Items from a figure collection
▽

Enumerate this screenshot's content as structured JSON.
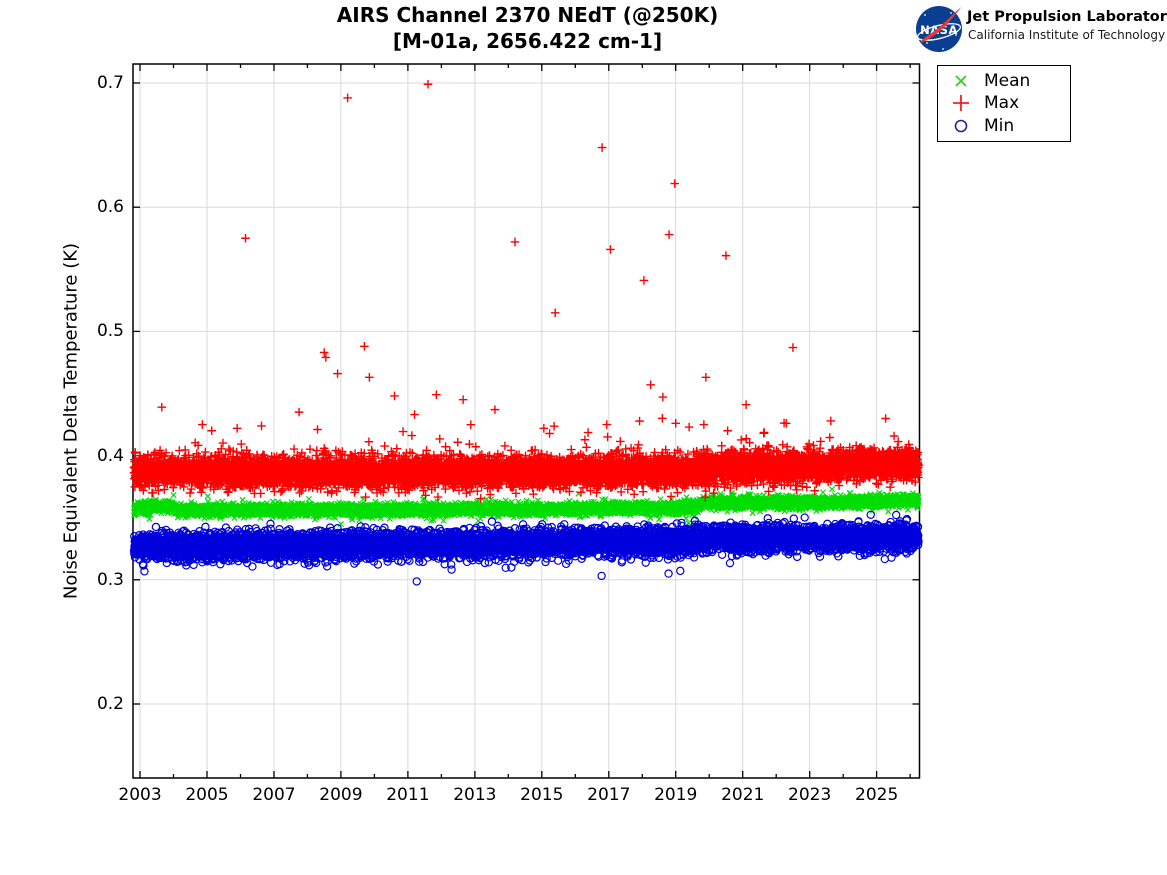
{
  "header": {
    "title": "AIRS Channel 2370 NEdT (@250K)",
    "subtitle": "[M-01a, 2656.422 cm-1]"
  },
  "logo": {
    "agency": "NASA",
    "org": "Jet Propulsion Laboratory",
    "institute": "California Institute of Technology"
  },
  "legend": {
    "items": [
      {
        "label": "Mean",
        "marker": "x",
        "color": "#33cc33"
      },
      {
        "label": "Max",
        "marker": "plus",
        "color": "#ee2222"
      },
      {
        "label": "Min",
        "marker": "circle",
        "color": "#22229e"
      }
    ]
  },
  "chart_data": {
    "type": "scatter",
    "title": "AIRS Channel 2370 NEdT (@250K)",
    "subtitle": "[M-01a, 2656.422 cm-1]",
    "xlabel": "",
    "ylabel": "Noise Equivalent Delta Temperature (K)",
    "xlim": [
      2002.79,
      2026.28
    ],
    "ylim": [
      0.1404,
      0.7153
    ],
    "grid": true,
    "grid_color": "#d9d9d9",
    "axis_color": "#000000",
    "legend_position": "outside-upper-right",
    "x_major_ticks": [
      {
        "v": 2003,
        "label": "2003"
      },
      {
        "v": 2005,
        "label": "2005"
      },
      {
        "v": 2007,
        "label": "2007"
      },
      {
        "v": 2009,
        "label": "2009"
      },
      {
        "v": 2011,
        "label": "2011"
      },
      {
        "v": 2013,
        "label": "2013"
      },
      {
        "v": 2015,
        "label": "2015"
      },
      {
        "v": 2017,
        "label": "2017"
      },
      {
        "v": 2019,
        "label": "2019"
      },
      {
        "v": 2021,
        "label": "2021"
      },
      {
        "v": 2023,
        "label": "2023"
      },
      {
        "v": 2025,
        "label": "2025"
      }
    ],
    "x_minor_ticks": [
      2004,
      2006,
      2008,
      2010,
      2012,
      2014,
      2016,
      2018,
      2020,
      2022,
      2024,
      2026
    ],
    "y_ticks": [
      {
        "v": 0.2,
        "label": "0.2"
      },
      {
        "v": 0.3,
        "label": "0.3"
      },
      {
        "v": 0.4,
        "label": "0.4"
      },
      {
        "v": 0.5,
        "label": "0.5"
      },
      {
        "v": 0.6,
        "label": "0.6"
      },
      {
        "v": 0.7,
        "label": "0.7"
      }
    ],
    "series": [
      {
        "name": "Mean",
        "marker": "x",
        "color": "#00dd00",
        "marker_size": 3.2,
        "line_width": 1.2,
        "band": {
          "x_start": 2002.82,
          "x_end": 2026.25,
          "points_per_year": 365,
          "sigma": 0.0022,
          "center": [
            [
              2002.82,
              0.356
            ],
            [
              2002.95,
              0.3585
            ],
            [
              2003.95,
              0.3588
            ],
            [
              2004.1,
              0.3562
            ],
            [
              2010.0,
              0.356
            ],
            [
              2015.0,
              0.3568
            ],
            [
              2019.6,
              0.3578
            ],
            [
              2019.8,
              0.362
            ],
            [
              2024.0,
              0.3625
            ],
            [
              2026.25,
              0.364
            ]
          ],
          "tails": [
            {
              "p": 0.03,
              "scale": 0.0035,
              "dir": 1
            },
            {
              "p": 0.03,
              "scale": 0.003,
              "dir": -1
            }
          ]
        },
        "outliers": []
      },
      {
        "name": "Max",
        "marker": "plus",
        "color": "#ff0000",
        "marker_size": 4.3,
        "line_width": 1.4,
        "band": {
          "x_start": 2002.82,
          "x_end": 2026.25,
          "points_per_year": 365,
          "sigma": 0.0058,
          "center": [
            [
              2002.82,
              0.388
            ],
            [
              2003.5,
              0.3872
            ],
            [
              2006.0,
              0.3868
            ],
            [
              2010.0,
              0.386
            ],
            [
              2014.0,
              0.3862
            ],
            [
              2018.0,
              0.3875
            ],
            [
              2019.9,
              0.388
            ],
            [
              2020.1,
              0.39
            ],
            [
              2023.0,
              0.391
            ],
            [
              2026.25,
              0.3925
            ]
          ],
          "tails": [
            {
              "p": 0.1,
              "scale": 0.005,
              "dir": 1
            },
            {
              "p": 0.012,
              "scale": 0.016,
              "dir": 1
            },
            {
              "p": 0.05,
              "scale": 0.004,
              "dir": -1
            }
          ]
        },
        "outliers": [
          [
            2003.65,
            0.439
          ],
          [
            2004.86,
            0.425
          ],
          [
            2005.14,
            0.42
          ],
          [
            2005.9,
            0.422
          ],
          [
            2006.15,
            0.575
          ],
          [
            2007.75,
            0.435
          ],
          [
            2008.3,
            0.421
          ],
          [
            2008.5,
            0.483
          ],
          [
            2008.55,
            0.479
          ],
          [
            2008.9,
            0.466
          ],
          [
            2009.2,
            0.688
          ],
          [
            2009.7,
            0.488
          ],
          [
            2009.85,
            0.463
          ],
          [
            2010.6,
            0.448
          ],
          [
            2011.2,
            0.433
          ],
          [
            2011.6,
            0.699
          ],
          [
            2011.85,
            0.449
          ],
          [
            2012.65,
            0.445
          ],
          [
            2013.6,
            0.437
          ],
          [
            2014.2,
            0.572
          ],
          [
            2015.06,
            0.422
          ],
          [
            2015.4,
            0.515
          ],
          [
            2016.8,
            0.648
          ],
          [
            2016.94,
            0.425
          ],
          [
            2017.05,
            0.566
          ],
          [
            2018.05,
            0.541
          ],
          [
            2018.25,
            0.457
          ],
          [
            2018.6,
            0.43
          ],
          [
            2018.8,
            0.578
          ],
          [
            2018.97,
            0.619
          ],
          [
            2019.0,
            0.426
          ],
          [
            2019.4,
            0.423
          ],
          [
            2019.9,
            0.463
          ],
          [
            2020.5,
            0.561
          ],
          [
            2020.55,
            0.42
          ],
          [
            2021.1,
            0.441
          ],
          [
            2022.3,
            0.426
          ],
          [
            2022.5,
            0.487
          ]
        ]
      },
      {
        "name": "Min",
        "marker": "circle",
        "color": "#0000dd",
        "marker_size": 3.6,
        "line_width": 1.2,
        "band": {
          "x_start": 2002.82,
          "x_end": 2026.25,
          "points_per_year": 365,
          "sigma": 0.005,
          "center": [
            [
              2002.82,
              0.3275
            ],
            [
              2003.5,
              0.327
            ],
            [
              2008.0,
              0.3278
            ],
            [
              2012.0,
              0.3288
            ],
            [
              2016.0,
              0.33
            ],
            [
              2019.5,
              0.3315
            ],
            [
              2020.2,
              0.333
            ],
            [
              2023.0,
              0.3338
            ],
            [
              2026.25,
              0.3345
            ]
          ],
          "tails": [
            {
              "p": 0.03,
              "scale": 0.007,
              "dir": -1
            },
            {
              "p": 0.02,
              "scale": 0.004,
              "dir": 1
            }
          ]
        },
        "outliers": [
          [
            2003.1,
            0.3115
          ],
          [
            2003.8,
            0.3135
          ],
          [
            2004.6,
            0.312
          ],
          [
            2005.4,
            0.3125
          ],
          [
            2006.2,
            0.3135
          ],
          [
            2007.1,
            0.312
          ],
          [
            2008.2,
            0.3145
          ],
          [
            2009.4,
            0.313
          ],
          [
            2010.8,
            0.3145
          ],
          [
            2012.1,
            0.3125
          ],
          [
            2013.3,
            0.3135
          ],
          [
            2014.6,
            0.314
          ],
          [
            2015.8,
            0.3155
          ]
        ]
      }
    ]
  }
}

△

Problem to work on
Without the pictures, copy the material exactly as given.

Response to the task
Enumerate this screenshot's content as structured JSON.
{
  "header": {
    "title": "AIRS Channel 2370 NEdT (@250K)",
    "subtitle": "[M-01a, 2656.422 cm-1]"
  },
  "logo": {
    "agency": "NASA",
    "org": "Jet Propulsion Laboratory",
    "institute": "California Institute of Technology"
  },
  "legend": {
    "items": [
      {
        "label": "Mean",
        "marker": "x",
        "color": "#33cc33"
      },
      {
        "label": "Max",
        "marker": "plus",
        "color": "#ee2222"
      },
      {
        "label": "Min",
        "marker": "circle",
        "color": "#22229e"
      }
    ]
  },
  "chart_data": {
    "type": "scatter",
    "title": "AIRS Channel 2370 NEdT (@250K)",
    "subtitle": "[M-01a, 2656.422 cm-1]",
    "xlabel": "",
    "ylabel": "Noise Equivalent Delta Temperature (K)",
    "xlim": [
      2002.79,
      2026.28
    ],
    "ylim": [
      0.1404,
      0.7153
    ],
    "grid": true,
    "grid_color": "#d9d9d9",
    "axis_color": "#000000",
    "legend_position": "outside-upper-right",
    "x_major_ticks": [
      {
        "v": 2003,
        "label": "2003"
      },
      {
        "v": 2005,
        "label": "2005"
      },
      {
        "v": 2007,
        "label": "2007"
      },
      {
        "v": 2009,
        "label": "2009"
      },
      {
        "v": 2011,
        "label": "2011"
      },
      {
        "v": 2013,
        "label": "2013"
      },
      {
        "v": 2015,
        "label": "2015"
      },
      {
        "v": 2017,
        "label": "2017"
      },
      {
        "v": 2019,
        "label": "2019"
      },
      {
        "v": 2021,
        "label": "2021"
      },
      {
        "v": 2023,
        "label": "2023"
      },
      {
        "v": 2025,
        "label": "2025"
      }
    ],
    "x_minor_ticks": [
      2004,
      2006,
      2008,
      2010,
      2012,
      2014,
      2016,
      2018,
      2020,
      2022,
      2024,
      2026
    ],
    "y_ticks": [
      {
        "v": 0.2,
        "label": "0.2"
      },
      {
        "v": 0.3,
        "label": "0.3"
      },
      {
        "v": 0.4,
        "label": "0.4"
      },
      {
        "v": 0.5,
        "label": "0.5"
      },
      {
        "v": 0.6,
        "label": "0.6"
      },
      {
        "v": 0.7,
        "label": "0.7"
      }
    ],
    "series": [
      {
        "name": "Mean",
        "marker": "x",
        "color": "#00dd00",
        "marker_size": 3.2,
        "line_width": 1.2,
        "band": {
          "x_start": 2002.82,
          "x_end": 2026.25,
          "points_per_year": 365,
          "sigma": 0.0022,
          "center": [
            [
              2002.82,
              0.356
            ],
            [
              2002.95,
              0.3585
            ],
            [
              2003.95,
              0.3588
            ],
            [
              2004.1,
              0.3562
            ],
            [
              2010.0,
              0.356
            ],
            [
              2015.0,
              0.3568
            ],
            [
              2019.6,
              0.3578
            ],
            [
              2019.8,
              0.362
            ],
            [
              2024.0,
              0.3625
            ],
            [
              2026.25,
              0.364
            ]
          ],
          "tails": [
            {
              "p": 0.03,
              "scale": 0.0035,
              "dir": 1
            },
            {
              "p": 0.03,
              "scale": 0.003,
              "dir": -1
            }
          ]
        },
        "outliers": []
      },
      {
        "name": "Max",
        "marker": "plus",
        "color": "#ff0000",
        "marker_size": 4.3,
        "line_width": 1.4,
        "band": {
          "x_start": 2002.82,
          "x_end": 2026.25,
          "points_per_year": 365,
          "sigma": 0.0058,
          "center": [
            [
              2002.82,
              0.388
            ],
            [
              2003.5,
              0.3872
            ],
            [
              2006.0,
              0.3868
            ],
            [
              2010.0,
              0.386
            ],
            [
              2014.0,
              0.3862
            ],
            [
              2018.0,
              0.3875
            ],
            [
              2019.9,
              0.388
            ],
            [
              2020.1,
              0.39
            ],
            [
              2023.0,
              0.391
            ],
            [
              2026.25,
              0.3925
            ]
          ],
          "tails": [
            {
              "p": 0.1,
              "scale": 0.005,
              "dir": 1
            },
            {
              "p": 0.012,
              "scale": 0.016,
              "dir": 1
            },
            {
              "p": 0.05,
              "scale": 0.004,
              "dir": -1
            }
          ]
        },
        "outliers": [
          [
            2003.65,
            0.439
          ],
          [
            2004.86,
            0.425
          ],
          [
            2005.14,
            0.42
          ],
          [
            2005.9,
            0.422
          ],
          [
            2006.15,
            0.575
          ],
          [
            2007.75,
            0.435
          ],
          [
            2008.3,
            0.421
          ],
          [
            2008.5,
            0.483
          ],
          [
            2008.55,
            0.479
          ],
          [
            2008.9,
            0.466
          ],
          [
            2009.2,
            0.688
          ],
          [
            2009.7,
            0.488
          ],
          [
            2009.85,
            0.463
          ],
          [
            2010.6,
            0.448
          ],
          [
            2011.2,
            0.433
          ],
          [
            2011.6,
            0.699
          ],
          [
            2011.85,
            0.449
          ],
          [
            2012.65,
            0.445
          ],
          [
            2013.6,
            0.437
          ],
          [
            2014.2,
            0.572
          ],
          [
            2015.06,
            0.422
          ],
          [
            2015.4,
            0.515
          ],
          [
            2016.8,
            0.648
          ],
          [
            2016.94,
            0.425
          ],
          [
            2017.05,
            0.566
          ],
          [
            2018.05,
            0.541
          ],
          [
            2018.25,
            0.457
          ],
          [
            2018.6,
            0.43
          ],
          [
            2018.8,
            0.578
          ],
          [
            2018.97,
            0.619
          ],
          [
            2019.0,
            0.426
          ],
          [
            2019.4,
            0.423
          ],
          [
            2019.9,
            0.463
          ],
          [
            2020.5,
            0.561
          ],
          [
            2020.55,
            0.42
          ],
          [
            2021.1,
            0.441
          ],
          [
            2022.3,
            0.426
          ],
          [
            2022.5,
            0.487
          ]
        ]
      },
      {
        "name": "Min",
        "marker": "circle",
        "color": "#0000dd",
        "marker_size": 3.6,
        "line_width": 1.2,
        "band": {
          "x_start": 2002.82,
          "x_end": 2026.25,
          "points_per_year": 365,
          "sigma": 0.005,
          "center": [
            [
              2002.82,
              0.3275
            ],
            [
              2003.5,
              0.327
            ],
            [
              2008.0,
              0.3278
            ],
            [
              2012.0,
              0.3288
            ],
            [
              2016.0,
              0.33
            ],
            [
              2019.5,
              0.3315
            ],
            [
              2020.2,
              0.333
            ],
            [
              2023.0,
              0.3338
            ],
            [
              2026.25,
              0.3345
            ]
          ],
          "tails": [
            {
              "p": 0.03,
              "scale": 0.007,
              "dir": -1
            },
            {
              "p": 0.02,
              "scale": 0.004,
              "dir": 1
            }
          ]
        },
        "outliers": [
          [
            2003.1,
            0.3115
          ],
          [
            2003.8,
            0.3135
          ],
          [
            2004.6,
            0.312
          ],
          [
            2005.4,
            0.3125
          ],
          [
            2006.2,
            0.3135
          ],
          [
            2007.1,
            0.312
          ],
          [
            2008.2,
            0.3145
          ],
          [
            2009.4,
            0.313
          ],
          [
            2010.8,
            0.3145
          ],
          [
            2012.1,
            0.3125
          ],
          [
            2013.3,
            0.3135
          ],
          [
            2014.6,
            0.314
          ],
          [
            2015.8,
            0.3155
          ]
        ]
      }
    ]
  }
}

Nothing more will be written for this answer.